— START OF Data —

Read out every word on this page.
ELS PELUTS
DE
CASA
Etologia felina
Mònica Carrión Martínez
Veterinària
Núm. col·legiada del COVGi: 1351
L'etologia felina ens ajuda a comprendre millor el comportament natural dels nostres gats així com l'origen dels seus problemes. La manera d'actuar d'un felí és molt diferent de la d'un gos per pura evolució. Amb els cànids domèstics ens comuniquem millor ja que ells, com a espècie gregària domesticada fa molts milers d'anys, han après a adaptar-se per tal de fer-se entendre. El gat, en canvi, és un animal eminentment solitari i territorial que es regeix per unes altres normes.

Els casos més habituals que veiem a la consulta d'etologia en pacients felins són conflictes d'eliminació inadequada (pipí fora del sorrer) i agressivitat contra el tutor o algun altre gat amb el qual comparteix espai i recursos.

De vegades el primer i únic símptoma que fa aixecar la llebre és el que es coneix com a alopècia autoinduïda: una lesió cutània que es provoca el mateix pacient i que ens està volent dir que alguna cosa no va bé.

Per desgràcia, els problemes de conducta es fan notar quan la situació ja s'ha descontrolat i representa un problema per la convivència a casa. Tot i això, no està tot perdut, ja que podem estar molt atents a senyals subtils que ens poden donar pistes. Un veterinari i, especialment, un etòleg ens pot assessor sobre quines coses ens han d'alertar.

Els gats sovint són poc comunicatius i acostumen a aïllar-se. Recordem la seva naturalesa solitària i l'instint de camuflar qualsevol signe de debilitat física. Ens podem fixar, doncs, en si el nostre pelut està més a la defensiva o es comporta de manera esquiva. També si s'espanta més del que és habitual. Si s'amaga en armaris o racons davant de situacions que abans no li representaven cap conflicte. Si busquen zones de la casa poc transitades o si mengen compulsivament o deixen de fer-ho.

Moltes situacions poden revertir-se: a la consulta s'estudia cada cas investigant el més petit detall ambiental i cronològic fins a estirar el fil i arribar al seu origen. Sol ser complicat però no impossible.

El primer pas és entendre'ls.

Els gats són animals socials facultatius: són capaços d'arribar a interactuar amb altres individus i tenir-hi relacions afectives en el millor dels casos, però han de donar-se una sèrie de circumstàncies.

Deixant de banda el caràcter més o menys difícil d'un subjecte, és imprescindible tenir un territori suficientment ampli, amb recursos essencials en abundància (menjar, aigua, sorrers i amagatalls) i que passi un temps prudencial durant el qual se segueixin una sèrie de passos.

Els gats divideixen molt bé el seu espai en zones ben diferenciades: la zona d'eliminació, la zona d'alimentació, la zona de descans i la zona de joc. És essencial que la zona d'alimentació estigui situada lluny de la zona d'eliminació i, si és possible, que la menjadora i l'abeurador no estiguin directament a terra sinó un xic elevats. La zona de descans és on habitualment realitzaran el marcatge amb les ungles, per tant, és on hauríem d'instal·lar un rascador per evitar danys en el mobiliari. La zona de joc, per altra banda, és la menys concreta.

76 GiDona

— END OF Data —

What you need to do:
Restate all of the entries exactly, please.

Exercise output:
Read out every word on this page.
ELS PELUTS
DE
CASA
Etologia felina
Mònica Carrión Martínez
Veterinària
Núm. col·legiada del COVGi: 1351
L'etologia felina ens ajuda a comprendre millor el comportament natural dels nostres gats així com l'origen dels seus problemes. La manera d'actuar d'un felí és molt diferent de la d'un gos per pura evolució. Amb els cànids domèstics ens comuniquem millor ja que ells, com a espècie gregària domesticada fa molts milers d'anys, han après a adaptar-se per tal de fer-se entendre. El gat, en canvi, és un animal eminentment solitari i territorial que es regeix per unes altres normes.

Els casos més habituals que veiem a la consulta d'etologia en pacients felins són conflictes d'eliminació inadequada (pipí fora del sorrer) i agressivitat contra el tutor o algun altre gat amb el qual comparteix espai i recursos.

De vegades el primer i únic símptoma que fa aixecar la llebre és el que es coneix com a alopècia autoinduïda: una lesió cutània que es provoca el mateix pacient i que ens està volent dir que alguna cosa no va bé.

Per desgràcia, els problemes de conducta es fan notar quan la situació ja s'ha descontrolat i representa un problema per la convivència a casa. Tot i això, no està tot perdut, ja que podem estar molt atents a senyals subtils que ens poden donar pistes. Un veterinari i, especialment, un etòleg ens pot assessor sobre quines coses ens han d'alertar.

Els gats sovint són poc comunicatius i acostumen a aïllar-se. Recordem la seva naturalesa solitària i l'instint de camuflar qualsevol signe de debilitat física. Ens podem fixar, doncs, en si el nostre pelut està més a la defensiva o es comporta de manera esquiva. També si s'espanta més del que és habitual. Si s'amaga en armaris o racons davant de situacions que abans no li representaven cap conflicte. Si busquen zones de la casa poc transitades o si mengen compulsivament o deixen de fer-ho.

Moltes situacions poden revertir-se: a la consulta s'estudia cada cas investigant el més petit detall ambiental i cronològic fins a estirar el fil i arribar al seu origen. Sol ser complicat però no impossible.

El primer pas és entendre'ls.

Els gats són animals socials facultatius: són capaços d'arribar a interactuar amb altres individus i tenir-hi relacions afectives en el millor dels casos, però han de donar-se una sèrie de circumstàncies.

Deixant de banda el caràcter més o menys difícil d'un subjecte, és imprescindible tenir un territori suficientment ampli, amb recursos essencials en abundància (menjar, aigua, sorrers i amagatalls) i que passi un temps prudencial durant el qual se segueixin una sèrie de passos.

Els gats divideixen molt bé el seu espai en zones ben diferenciades: la zona d'eliminació, la zona d'alimentació, la zona de descans i la zona de joc. És essencial que la zona d'alimentació estigui situada lluny de la zona d'eliminació i, si és possible, que la menjadora i l'abeurador no estiguin directament a terra sinó un xic elevats. La zona de descans és on habitualment realitzaran el marcatge amb les ungles, per tant, és on hauríem d'instal·lar un rascador per evitar danys en el mobiliari. La zona de joc, per altra banda, és la menys concreta.

76 GiDona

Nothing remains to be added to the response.